Passage shown

# Barcley custom R-360? Anything helps



## Heather (Aug 14, 2018)

I am at a loss finding information on my guitar I can only find reference to the Barcley custom R-340 never my R-360. Anyone able to shed some light who is knowledgeable with this specific brand.


----------



## Mark Trites (Aug 12, 2016)

Not sure if you will have much luck. Some guitars came out of the woodwork literally, and went back just as quick lol.. I have one, but did not find much info on them besides possibly a sears catalog guitar which I doubt. The thing sounds amazing, and has no cracks, warps, and is straight so I think it is some what good quality. Good luck in your search


----------



## Heather (Aug 14, 2018)

Mark Trites said:


> Not sure if you will have much luck. Some guitars came out of the woodwork literally, and went back just as quick lol.. I have one, but did not find much info on them besides possibly a sears catalog guitar which I doubt. The thing sounds amazing, and has no cracks, warps, and is straight so I think it is some what good quality. Good luck in your search


Thanks I was told that recently as well but all I can find sold by sear was their own brand Silvertone I think but could be wrong. Yes my guitar is in great condition as far as I know but it needs new strings and tuning, personally I do not play but would like to learn using this guitar. As to how it sounds I’m unsure until I have new strings and whatever adjustments are needed. I plan to take it into the folklore music company in the city soon to be looked at as well as shown how to properly maintain it. If I find out more information I will post it. Thanks for sharing your guitar.

Work required
In the forum thread on the Barcley custom R-360, what leads Mark Trites to conclude that his guitar is "some what good quality"? Explain in one to three sentences. The data that follow are separate material, unrelated to the forum thread on the Barcley custom R-360.

Information supplied
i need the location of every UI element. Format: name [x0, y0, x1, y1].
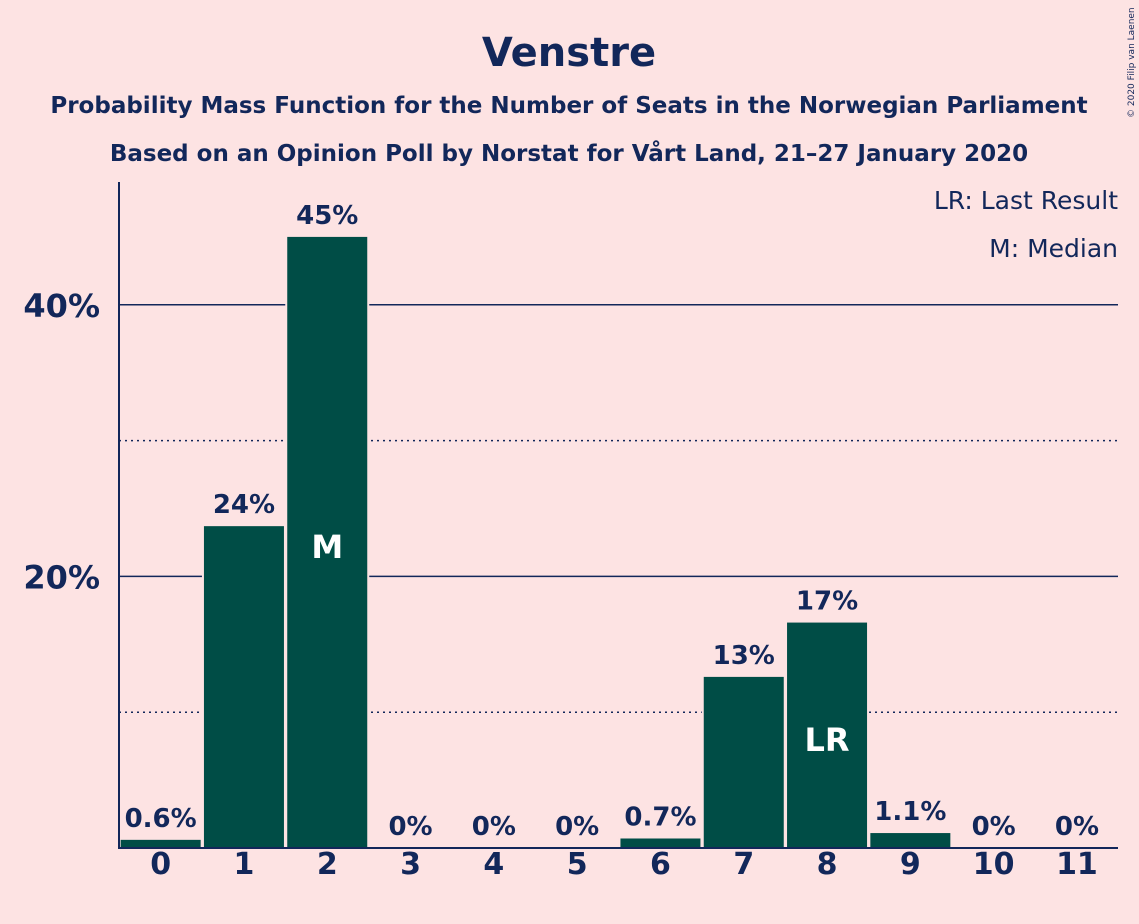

Task solution
Mark Trites bases that judgment on the instrument's sound and condition. He reports that it sounds amazing, has no cracks or warps, and is straight.